--- Work instructions ---
From the entries that follow, gather each line holding the word "Μέθοδος".

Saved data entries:
***

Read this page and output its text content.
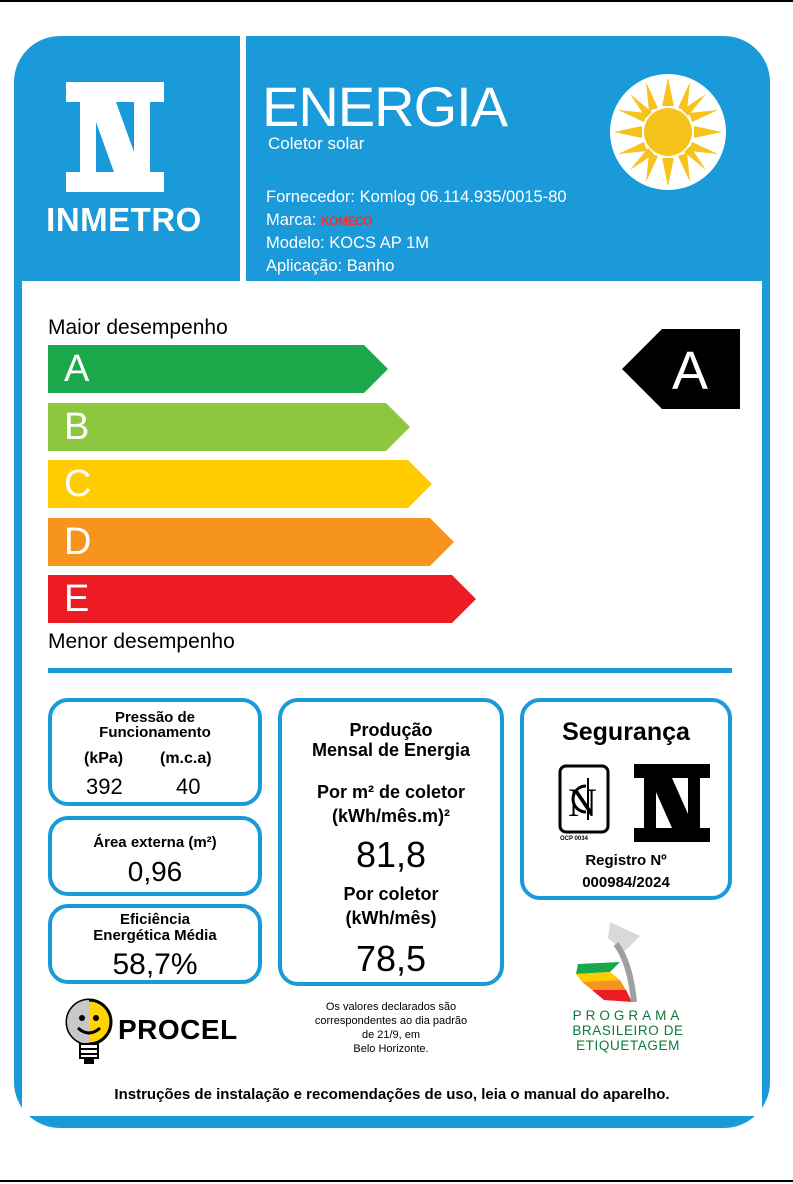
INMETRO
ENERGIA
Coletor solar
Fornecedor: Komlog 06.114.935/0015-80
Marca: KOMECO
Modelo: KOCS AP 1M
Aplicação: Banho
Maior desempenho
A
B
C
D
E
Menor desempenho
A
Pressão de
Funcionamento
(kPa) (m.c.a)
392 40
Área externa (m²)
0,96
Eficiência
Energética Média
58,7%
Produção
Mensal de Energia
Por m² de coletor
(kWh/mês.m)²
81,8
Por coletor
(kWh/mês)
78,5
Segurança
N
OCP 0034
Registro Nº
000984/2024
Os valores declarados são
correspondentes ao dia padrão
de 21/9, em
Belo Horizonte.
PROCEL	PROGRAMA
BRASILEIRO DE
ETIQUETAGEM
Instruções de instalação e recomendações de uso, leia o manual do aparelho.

***

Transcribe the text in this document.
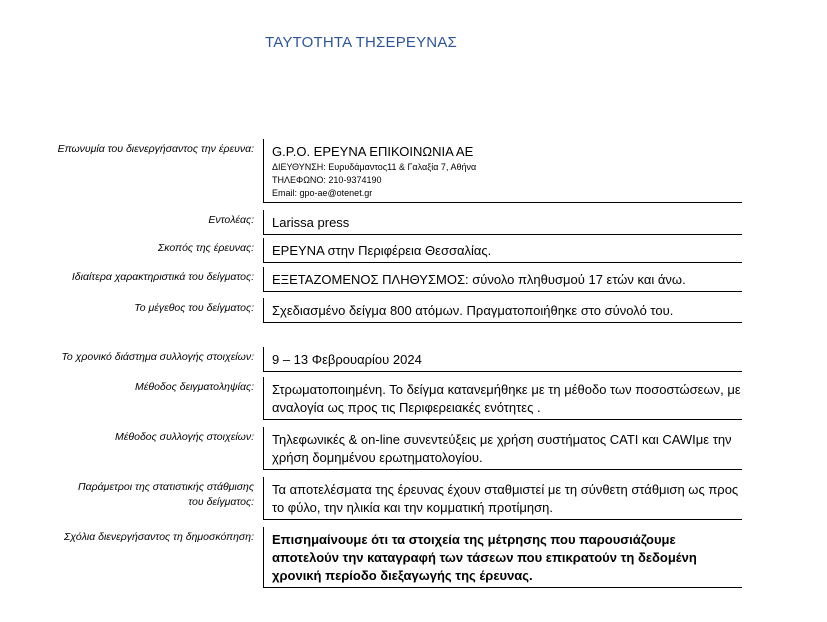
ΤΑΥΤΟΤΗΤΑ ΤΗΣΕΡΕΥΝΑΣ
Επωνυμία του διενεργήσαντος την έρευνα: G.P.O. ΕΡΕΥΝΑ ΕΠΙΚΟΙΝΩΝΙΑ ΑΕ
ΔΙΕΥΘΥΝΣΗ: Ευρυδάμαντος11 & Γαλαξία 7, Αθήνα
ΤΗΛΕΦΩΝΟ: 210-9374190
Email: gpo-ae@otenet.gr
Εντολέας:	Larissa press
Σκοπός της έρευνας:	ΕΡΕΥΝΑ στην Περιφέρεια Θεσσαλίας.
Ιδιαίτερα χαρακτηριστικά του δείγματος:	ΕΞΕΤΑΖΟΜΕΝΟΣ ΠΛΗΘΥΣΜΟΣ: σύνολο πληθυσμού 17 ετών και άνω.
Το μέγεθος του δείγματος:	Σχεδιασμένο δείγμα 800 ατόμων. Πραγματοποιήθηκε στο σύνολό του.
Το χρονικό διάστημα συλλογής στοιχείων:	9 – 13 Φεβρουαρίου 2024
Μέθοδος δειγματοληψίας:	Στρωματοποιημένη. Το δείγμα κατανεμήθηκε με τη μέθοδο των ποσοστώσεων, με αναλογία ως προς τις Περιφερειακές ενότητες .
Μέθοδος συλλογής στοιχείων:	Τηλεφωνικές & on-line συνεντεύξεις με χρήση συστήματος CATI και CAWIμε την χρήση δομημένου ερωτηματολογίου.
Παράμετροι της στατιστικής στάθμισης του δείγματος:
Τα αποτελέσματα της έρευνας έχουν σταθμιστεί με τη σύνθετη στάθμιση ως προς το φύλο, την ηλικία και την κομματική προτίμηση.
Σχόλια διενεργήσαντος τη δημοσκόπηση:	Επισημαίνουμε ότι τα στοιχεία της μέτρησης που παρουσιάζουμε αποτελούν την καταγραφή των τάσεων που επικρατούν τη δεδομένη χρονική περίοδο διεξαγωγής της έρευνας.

***

--- Correct response ---
Μέθοδος δειγματοληψίας:	Στρωματοποιημένη. Το δείγμα κατανεμήθηκε με τη μέθοδο των ποσοστώσεων, με αναλογία ως προς τις Περιφερειακές ενότητες .
Μέθοδος συλλογής στοιχείων:	Τηλεφωνικές & on-line συνεντεύξεις με χρήση συστήματος CATI και CAWIμε την χρήση δομημένου ερωτηματολογίου.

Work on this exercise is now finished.